Exercise requirements:
Rewrite every line of the records below as a numbered list, omitting any blank lines.

++++++++

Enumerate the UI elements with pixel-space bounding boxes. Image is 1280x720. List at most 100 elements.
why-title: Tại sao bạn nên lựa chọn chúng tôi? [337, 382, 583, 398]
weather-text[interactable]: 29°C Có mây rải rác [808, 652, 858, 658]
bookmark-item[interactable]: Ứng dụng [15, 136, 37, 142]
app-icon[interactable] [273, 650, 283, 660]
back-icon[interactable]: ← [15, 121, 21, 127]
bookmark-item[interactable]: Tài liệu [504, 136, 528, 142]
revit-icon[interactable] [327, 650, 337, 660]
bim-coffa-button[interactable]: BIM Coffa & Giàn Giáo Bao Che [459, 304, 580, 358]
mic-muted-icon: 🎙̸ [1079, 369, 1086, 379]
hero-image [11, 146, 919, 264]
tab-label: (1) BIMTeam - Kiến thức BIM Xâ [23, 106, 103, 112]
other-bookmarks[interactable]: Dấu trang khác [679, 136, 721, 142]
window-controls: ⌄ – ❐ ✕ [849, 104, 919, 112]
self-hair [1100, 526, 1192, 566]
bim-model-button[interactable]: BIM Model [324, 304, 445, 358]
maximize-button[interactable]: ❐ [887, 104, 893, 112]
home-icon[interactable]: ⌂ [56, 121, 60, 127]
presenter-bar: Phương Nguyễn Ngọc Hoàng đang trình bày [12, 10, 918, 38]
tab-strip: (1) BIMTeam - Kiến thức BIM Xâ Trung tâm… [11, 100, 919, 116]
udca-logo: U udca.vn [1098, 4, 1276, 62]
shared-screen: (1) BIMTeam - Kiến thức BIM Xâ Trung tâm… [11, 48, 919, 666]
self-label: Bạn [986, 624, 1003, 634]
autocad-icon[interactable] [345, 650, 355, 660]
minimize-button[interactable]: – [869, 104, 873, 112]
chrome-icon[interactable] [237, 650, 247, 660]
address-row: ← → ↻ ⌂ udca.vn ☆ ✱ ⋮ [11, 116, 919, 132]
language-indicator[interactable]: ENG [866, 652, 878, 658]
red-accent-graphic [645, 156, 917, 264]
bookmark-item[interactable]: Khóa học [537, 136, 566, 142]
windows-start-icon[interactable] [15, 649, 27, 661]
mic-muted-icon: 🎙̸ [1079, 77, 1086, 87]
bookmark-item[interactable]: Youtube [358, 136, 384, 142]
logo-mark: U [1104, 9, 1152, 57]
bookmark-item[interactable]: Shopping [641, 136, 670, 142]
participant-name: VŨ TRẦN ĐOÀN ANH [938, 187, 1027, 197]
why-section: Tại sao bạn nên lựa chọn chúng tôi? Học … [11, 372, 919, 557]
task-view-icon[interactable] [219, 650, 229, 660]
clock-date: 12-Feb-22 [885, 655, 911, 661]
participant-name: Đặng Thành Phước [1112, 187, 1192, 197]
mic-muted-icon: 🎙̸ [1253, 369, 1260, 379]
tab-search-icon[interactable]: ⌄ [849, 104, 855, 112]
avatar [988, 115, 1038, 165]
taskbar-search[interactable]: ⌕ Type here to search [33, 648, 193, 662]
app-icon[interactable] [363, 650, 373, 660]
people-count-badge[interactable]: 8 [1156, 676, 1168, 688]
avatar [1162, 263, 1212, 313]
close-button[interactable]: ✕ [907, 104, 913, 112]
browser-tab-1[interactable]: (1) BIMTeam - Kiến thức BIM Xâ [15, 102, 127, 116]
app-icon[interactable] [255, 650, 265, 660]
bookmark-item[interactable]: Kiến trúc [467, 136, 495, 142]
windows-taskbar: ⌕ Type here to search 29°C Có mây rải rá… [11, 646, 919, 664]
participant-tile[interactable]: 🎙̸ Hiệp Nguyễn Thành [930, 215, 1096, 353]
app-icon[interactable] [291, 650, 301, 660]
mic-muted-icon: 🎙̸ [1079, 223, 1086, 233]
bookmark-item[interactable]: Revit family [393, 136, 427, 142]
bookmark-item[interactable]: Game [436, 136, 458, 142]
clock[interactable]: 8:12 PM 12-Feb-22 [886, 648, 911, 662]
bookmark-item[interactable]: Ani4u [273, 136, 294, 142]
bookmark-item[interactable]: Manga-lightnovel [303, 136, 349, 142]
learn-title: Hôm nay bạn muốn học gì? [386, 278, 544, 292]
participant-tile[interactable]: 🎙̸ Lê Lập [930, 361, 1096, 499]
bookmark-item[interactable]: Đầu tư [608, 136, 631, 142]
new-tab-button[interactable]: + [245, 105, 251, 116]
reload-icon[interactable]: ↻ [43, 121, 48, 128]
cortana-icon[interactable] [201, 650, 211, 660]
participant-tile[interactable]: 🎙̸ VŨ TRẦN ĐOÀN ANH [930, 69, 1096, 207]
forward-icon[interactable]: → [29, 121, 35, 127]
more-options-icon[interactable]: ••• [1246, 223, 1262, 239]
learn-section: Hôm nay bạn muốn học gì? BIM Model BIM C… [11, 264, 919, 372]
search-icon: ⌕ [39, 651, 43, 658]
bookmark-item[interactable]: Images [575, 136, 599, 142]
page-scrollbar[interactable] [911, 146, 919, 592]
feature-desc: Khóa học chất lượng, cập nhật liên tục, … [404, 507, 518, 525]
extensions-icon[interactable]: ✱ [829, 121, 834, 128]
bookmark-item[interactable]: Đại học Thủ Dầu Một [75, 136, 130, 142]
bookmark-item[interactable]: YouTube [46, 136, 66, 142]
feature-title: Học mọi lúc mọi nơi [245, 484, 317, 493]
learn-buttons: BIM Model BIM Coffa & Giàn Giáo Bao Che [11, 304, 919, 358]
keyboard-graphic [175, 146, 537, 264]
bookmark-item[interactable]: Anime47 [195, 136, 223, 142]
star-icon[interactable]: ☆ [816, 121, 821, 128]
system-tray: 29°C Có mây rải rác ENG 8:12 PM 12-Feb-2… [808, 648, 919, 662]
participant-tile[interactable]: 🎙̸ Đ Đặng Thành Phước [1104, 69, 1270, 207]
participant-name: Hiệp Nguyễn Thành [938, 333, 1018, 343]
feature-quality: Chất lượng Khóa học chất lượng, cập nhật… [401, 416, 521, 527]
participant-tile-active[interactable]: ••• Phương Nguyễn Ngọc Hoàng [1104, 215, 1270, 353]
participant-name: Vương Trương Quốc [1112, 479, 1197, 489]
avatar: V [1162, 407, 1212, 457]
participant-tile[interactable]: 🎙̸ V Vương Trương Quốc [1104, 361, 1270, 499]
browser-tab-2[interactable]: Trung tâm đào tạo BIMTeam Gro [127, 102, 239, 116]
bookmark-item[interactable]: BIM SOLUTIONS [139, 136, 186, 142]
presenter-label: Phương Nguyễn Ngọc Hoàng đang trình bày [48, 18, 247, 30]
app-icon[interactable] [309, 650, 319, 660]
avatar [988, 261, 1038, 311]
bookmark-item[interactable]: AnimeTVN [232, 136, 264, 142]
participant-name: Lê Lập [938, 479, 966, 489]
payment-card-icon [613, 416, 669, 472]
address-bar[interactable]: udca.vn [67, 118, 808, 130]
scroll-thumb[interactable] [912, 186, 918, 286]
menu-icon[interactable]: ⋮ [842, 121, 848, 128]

++++++++

Solution to this exercise:
1. Enumerate the UI elements with pixel-space bounding boxes. Image is 1280x720. List at most 100 elements.
2. why-title: Tại sao bạn nên lựa chọn chúng tôi? [337, 382, 583, 398]
3. weather-text[interactable]: 29°C Có mây rải rác [808, 652, 858, 658]
4. bookmark-item[interactable]: Ứng dụng [15, 136, 37, 142]
5. app-icon[interactable] [273, 650, 283, 660]
6. back-icon[interactable]: ← [15, 121, 21, 127]
7. bookmark-item[interactable]: Tài liệu [504, 136, 528, 142]
8. revit-icon[interactable] [327, 650, 337, 660]
9. bim-coffa-button[interactable]: BIM Coffa & Giàn Giáo Bao Che [459, 304, 580, 358]
10. mic-muted-icon: 🎙̸ [1079, 369, 1086, 379]
11. hero-image [11, 146, 919, 264]
12. tab-label: (1) BIMTeam - Kiến thức BIM Xâ [23, 106, 103, 112]
13. other-bookmarks[interactable]: Dấu trang khác [679, 136, 721, 142]
14. window-controls: ⌄ – ❐ ✕ [849, 104, 919, 112]
15. self-hair [1100, 526, 1192, 566]
16. bim-model-button[interactable]: BIM Model [324, 304, 445, 358]
17. maximize-button[interactable]: ❐ [887, 104, 893, 112]
18. home-icon[interactable]: ⌂ [56, 121, 60, 127]
19. presenter-bar: Phương Nguyễn Ngọc Hoàng đang trình bày [12, 10, 918, 38]
20. tab-strip: (1) BIMTeam - Kiến thức BIM Xâ Trung tâm… [11, 100, 919, 116]
21. udca-logo: U udca.vn [1098, 4, 1276, 62]
22. shared-screen: (1) BIMTeam - Kiến thức BIM Xâ Trung tâm… [11, 48, 919, 666]
23. self-label: Bạn [986, 624, 1003, 634]
24. autocad-icon[interactable] [345, 650, 355, 660]
25. minimize-button[interactable]: – [869, 104, 873, 112]
26. chrome-icon[interactable] [237, 650, 247, 660]
27. address-row: ← → ↻ ⌂ udca.vn ☆ ✱ ⋮ [11, 116, 919, 132]
28. language-indicator[interactable]: ENG [866, 652, 878, 658]
29. red-accent-graphic [645, 156, 917, 264]
30. bookmark-item[interactable]: Khóa học [537, 136, 566, 142]
31. windows-start-icon[interactable] [15, 649, 27, 661]
32. mic-muted-icon: 🎙̸ [1079, 77, 1086, 87]
33. bookmark-item[interactable]: Youtube [358, 136, 384, 142]
34. logo-mark: U [1104, 9, 1152, 57]
35. bookmark-item[interactable]: Shopping [641, 136, 670, 142]
36. participant-name: VŨ TRẦN ĐOÀN ANH [938, 187, 1027, 197]
37. why-section: Tại sao bạn nên lựa chọn chúng tôi? Học … [11, 372, 919, 557]
38. task-view-icon[interactable] [219, 650, 229, 660]
39. clock-date: 12-Feb-22 [885, 655, 911, 661]
40. participant-name: Đặng Thành Phước [1112, 187, 1192, 197]
41. mic-muted-icon: 🎙̸ [1253, 369, 1260, 379]
42. tab-search-icon[interactable]: ⌄ [849, 104, 855, 112]
43. avatar [988, 115, 1038, 165]
44. taskbar-search[interactable]: ⌕ Type here to search [33, 648, 193, 662]
45. app-icon[interactable] [363, 650, 373, 660]
46. people-count-badge[interactable]: 8 [1156, 676, 1168, 688]
47. avatar [1162, 263, 1212, 313]
48. close-button[interactable]: ✕ [907, 104, 913, 112]
49. browser-tab-1[interactable]: (1) BIMTeam - Kiến thức BIM Xâ [15, 102, 127, 116]
50. app-icon[interactable] [255, 650, 265, 660]
51. bookmark-item[interactable]: Kiến trúc [467, 136, 495, 142]
52. windows-taskbar: ⌕ Type here to search 29°C Có mây rải rá… [11, 646, 919, 664]
53. participant-tile[interactable]: 🎙̸ Hiệp Nguyễn Thành [930, 215, 1096, 353]
54. app-icon[interactable] [291, 650, 301, 660]
55. mic-muted-icon: 🎙̸ [1079, 223, 1086, 233]
56. bookmark-item[interactable]: Revit family [393, 136, 427, 142]
57. bookmark-item[interactable]: Game [436, 136, 458, 142]
58. clock[interactable]: 8:12 PM 12-Feb-22 [886, 648, 911, 662]
59. bookmark-item[interactable]: Ani4u [273, 136, 294, 142]
60. bookmark-item[interactable]: Manga-lightnovel [303, 136, 349, 142]
61. learn-title: Hôm nay bạn muốn học gì? [386, 278, 544, 292]
62. participant-tile[interactable]: 🎙̸ Lê Lập [930, 361, 1096, 499]
63. bookmark-item[interactable]: Đầu tư [608, 136, 631, 142]
64. new-tab-button[interactable]: + [245, 105, 251, 116]
65. reload-icon[interactable]: ↻ [43, 121, 48, 128]
66. cortana-icon[interactable] [201, 650, 211, 660]
67. participant-tile[interactable]: 🎙̸ VŨ TRẦN ĐOÀN ANH [930, 69, 1096, 207]
68. forward-icon[interactable]: → [29, 121, 35, 127]
69. more-options-icon[interactable]: ••• [1246, 223, 1262, 239]
70. learn-section: Hôm nay bạn muốn học gì? BIM Model BIM C… [11, 264, 919, 372]
71. search-icon: ⌕ [39, 651, 43, 658]
72. bookmark-item[interactable]: Images [575, 136, 599, 142]
73. page-scrollbar[interactable] [911, 146, 919, 592]
74. feature-desc: Khóa học chất lượng, cập nhật liên tục, … [404, 507, 518, 525]
75. extensions-icon[interactable]: ✱ [829, 121, 834, 128]
76. bookmark-item[interactable]: Đại học Thủ Dầu Một [75, 136, 130, 142]
77. bookmark-item[interactable]: YouTube [46, 136, 66, 142]
78. feature-title: Học mọi lúc mọi nơi [245, 484, 317, 493]
79. learn-buttons: BIM Model BIM Coffa & Giàn Giáo Bao Che [11, 304, 919, 358]
80. keyboard-graphic [175, 146, 537, 264]
81. bookmark-item[interactable]: Anime47 [195, 136, 223, 142]
82. star-icon[interactable]: ☆ [816, 121, 821, 128]
83. system-tray: 29°C Có mây rải rác ENG 8:12 PM 12-Feb-2… [808, 648, 919, 662]
84. participant-tile[interactable]: 🎙̸ Đ Đặng Thành Phước [1104, 69, 1270, 207]
85. participant-name: Hiệp Nguyễn Thành [938, 333, 1018, 343]
86. feature-quality: Chất lượng Khóa học chất lượng, cập nhật… [401, 416, 521, 527]
87. participant-tile-active[interactable]: ••• Phương Nguyễn Ngọc Hoàng [1104, 215, 1270, 353]
88. participant-name: Vương Trương Quốc [1112, 479, 1197, 489]
89. avatar: V [1162, 407, 1212, 457]
90. participant-tile[interactable]: 🎙̸ V Vương Trương Quốc [1104, 361, 1270, 499]
91. browser-tab-2[interactable]: Trung tâm đào tạo BIMTeam Gro [127, 102, 239, 116]
92. bookmark-item[interactable]: BIM SOLUTIONS [139, 136, 186, 142]
93. presenter-label: Phương Nguyễn Ngọc Hoàng đang trình bày [48, 18, 247, 30]
94. app-icon[interactable] [309, 650, 319, 660]
95. avatar [988, 261, 1038, 311]
96. bookmark-item[interactable]: AnimeTVN [232, 136, 264, 142]
97. participant-name: Lê Lập [938, 479, 966, 489]
98. payment-card-icon [613, 416, 669, 472]
99. address-bar[interactable]: udca.vn [67, 118, 808, 130]
100. scroll-thumb[interactable] [912, 186, 918, 286]
101. menu-icon[interactable]: ⋮ [842, 121, 848, 128]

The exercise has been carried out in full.